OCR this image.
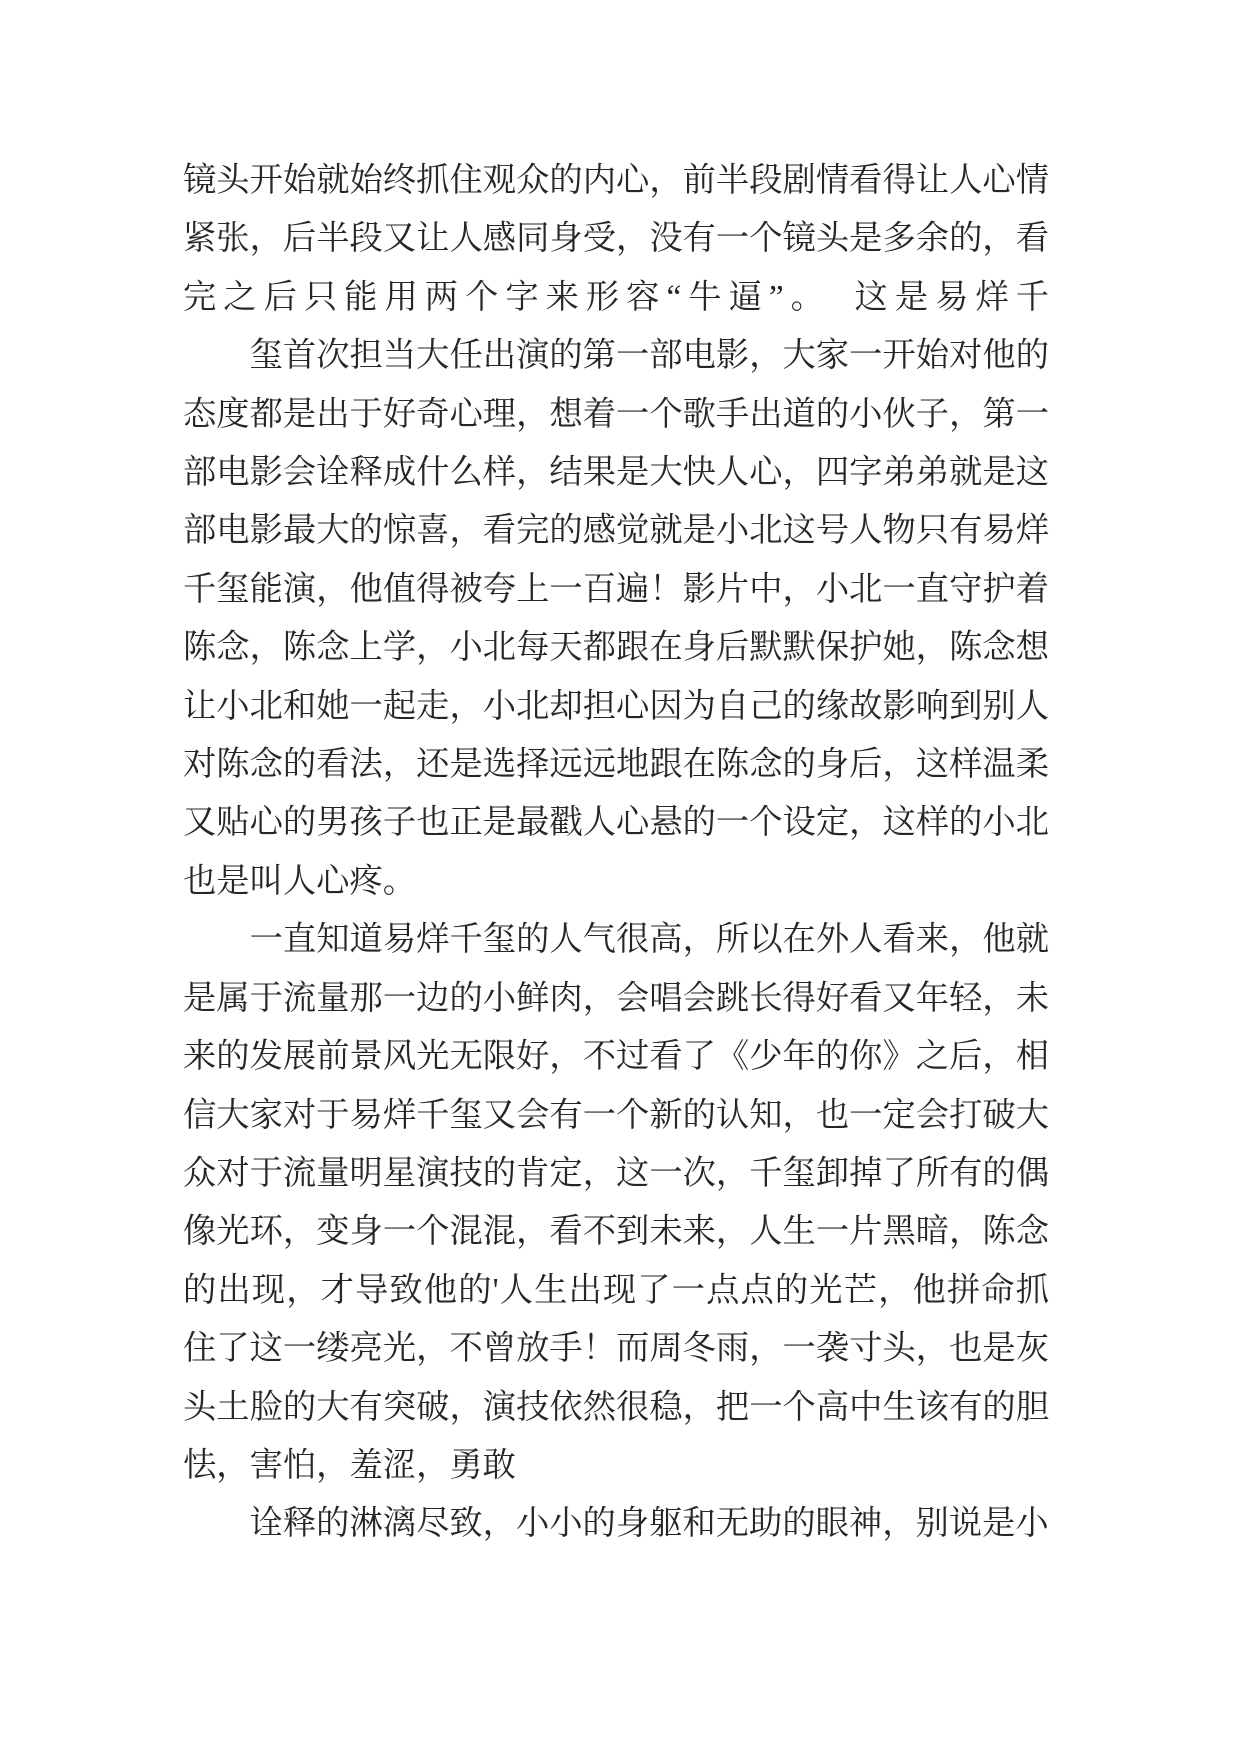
镜头开始就始终抓住观众的内心，前半段剧情看得让人心情紧张，后半段又让人感同身受，没有一个镜头是多余的，看完之后只能用两个字来形容“牛逼”。　这是易烊千

玺首次担当大任出演的第一部电影，大家一开始对他的态度都是出于好奇心理，想着一个歌手出道的小伙子，第一部电影会诠释成什么样，结果是大快人心，四字弟弟就是这部电影最大的惊喜，看完的感觉就是小北这号人物只有易烊千玺能演，他值得被夸上一百遍！影片中，小北一直守护着陈念，陈念上学，小北每天都跟在身后默默保护她，陈念想让小北和她一起走，小北却担心因为自己的缘故影响到别人对陈念的看法，还是选择远远地跟在陈念的身后，这样温柔又贴心的男孩子也正是最戳人心悬的一个设定，这样的小北也是叫人心疼。

一直知道易烊千玺的人气很高，所以在外人看来，他就是属于流量那一边的小鲜肉，会唱会跳长得好看又年轻，未来的发展前景风光无限好，不过看了《少年的你》之后，相信大家对于易烊千玺又会有一个新的认知，也一定会打破大众对于流量明星演技的肯定，这一次，千玺卸掉了所有的偶像光环，变身一个混混，看不到未来，人生一片黑暗，陈念的出现，才导致他的'人生出现了一点点的光芒，他拼命抓住了这一缕亮光，不曾放手！而周冬雨，一袭寸头，也是灰头土脸的大有突破，演技依然很稳，把一个高中生该有的胆怯，害怕，羞涩，勇敢

诠释的淋漓尽致，小小的身躯和无助的眼神，别说是小
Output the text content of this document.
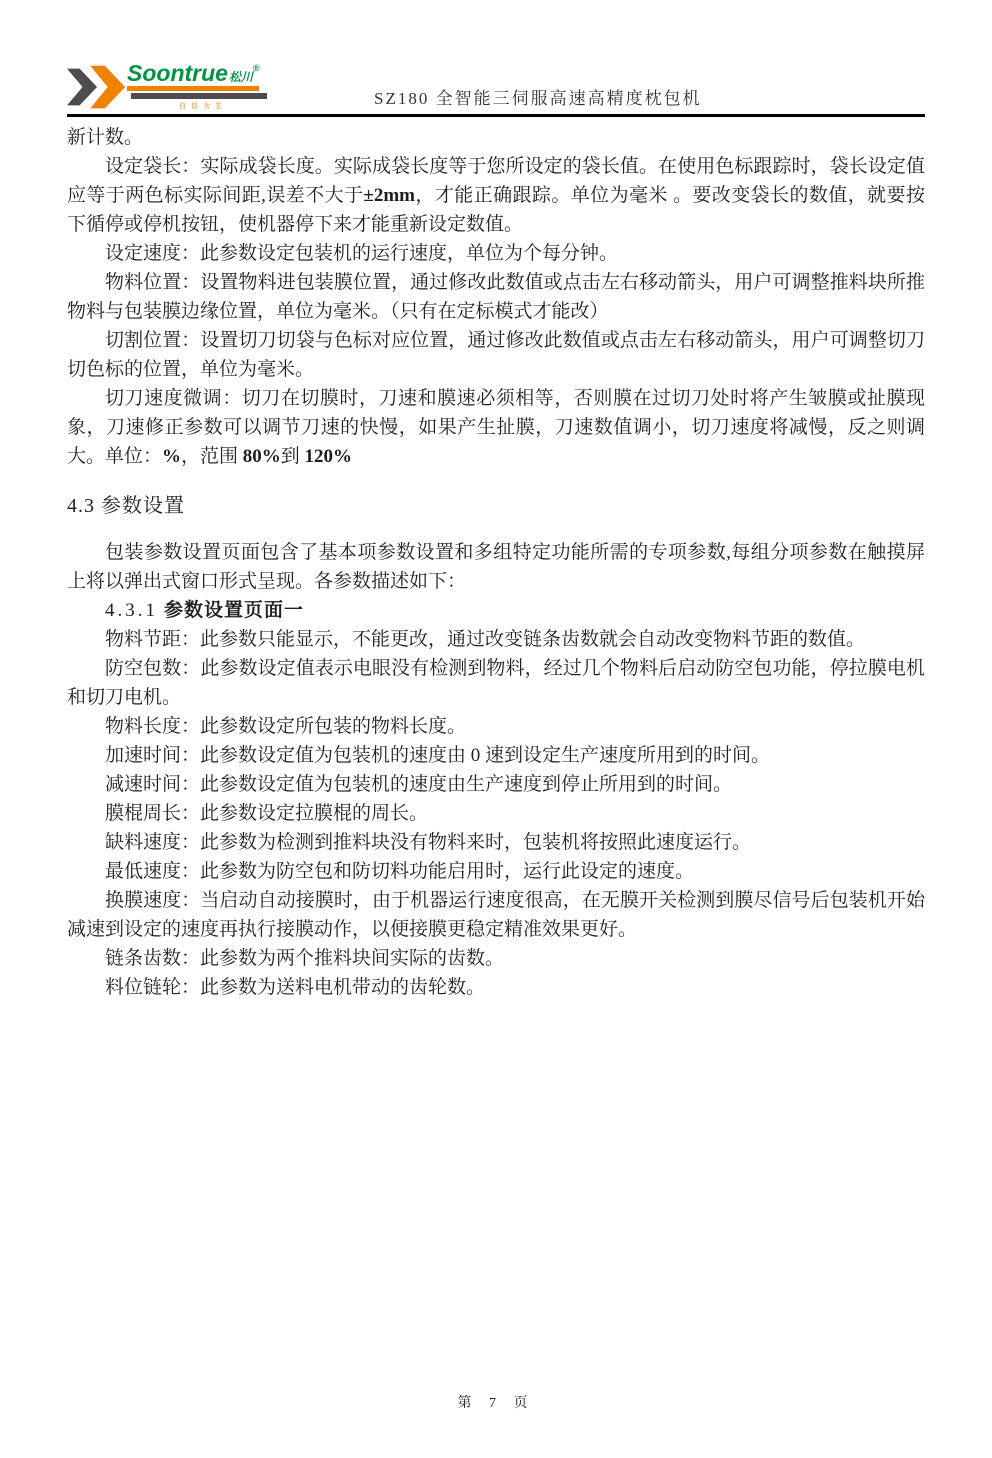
Soontrue松川®
自信为生	SZ180 全智能三伺服高速高精度枕包机

新计数。

设定袋长：实际成袋长度。实际成袋长度等于您所设定的袋长值。在使用色标跟踪时，袋长设定值应等于两色标实际间距,误差不大于±2mm，才能正确跟踪。单位为毫米 。要改变袋长的数值，就要按下循停或停机按钮，使机器停下来才能重新设定数值。

设定速度：此参数设定包装机的运行速度，单位为个每分钟。

物料位置：设置物料进包装膜位置，通过修改此数值或点击左右移动箭头，用户可调整推料块所推物料与包装膜边缘位置，单位为毫米。（只有在定标模式才能改）

切割位置：设置切刀切袋与色标对应位置，通过修改此数值或点击左右移动箭头，用户可调整切刀切色标的位置，单位为毫米。

切刀速度微调：切刀在切膜时，刀速和膜速必须相等，否则膜在过切刀处时将产生皱膜或扯膜现象，刀速修正参数可以调节刀速的快慢，如果产生扯膜，刀速数值调小，切刀速度将减慢，反之则调大。单位：%，范围 80%到 120%

4.3 参数设置

包装参数设置页面包含了基本项参数设置和多组特定功能所需的专项参数,每组分项参数在触摸屏上将以弹出式窗口形式呈现。各参数描述如下：

4.3.1 参数设置页面一

物料节距：此参数只能显示，不能更改，通过改变链条齿数就会自动改变物料节距的数值。

防空包数：此参数设定值表示电眼没有检测到物料，经过几个物料后启动防空包功能，停拉膜电机和切刀电机。

物料长度：此参数设定所包装的物料长度。

加速时间：此参数设定值为包装机的速度由 0 速到设定生产速度所用到的时间。

减速时间：此参数设定值为包装机的速度由生产速度到停止所用到的时间。

膜棍周长：此参数设定拉膜棍的周长。

缺料速度：此参数为检测到推料块没有物料来时，包装机将按照此速度运行。

最低速度：此参数为防空包和防切料功能启用时，运行此设定的速度。

换膜速度：当启动自动接膜时，由于机器运行速度很高，在无膜开关检测到膜尽信号后包装机开始减速到设定的速度再执行接膜动作，以便接膜更稳定精准效果更好。

链条齿数：此参数为两个推料块间实际的齿数。

料位链轮：此参数为送料电机带动的齿轮数。

第 7 页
# # # # #
__SET EXERCISE__. State the number of lines in the records that include "单位为毫米", and write nothing else.

__SOLUTION BELOW__. 3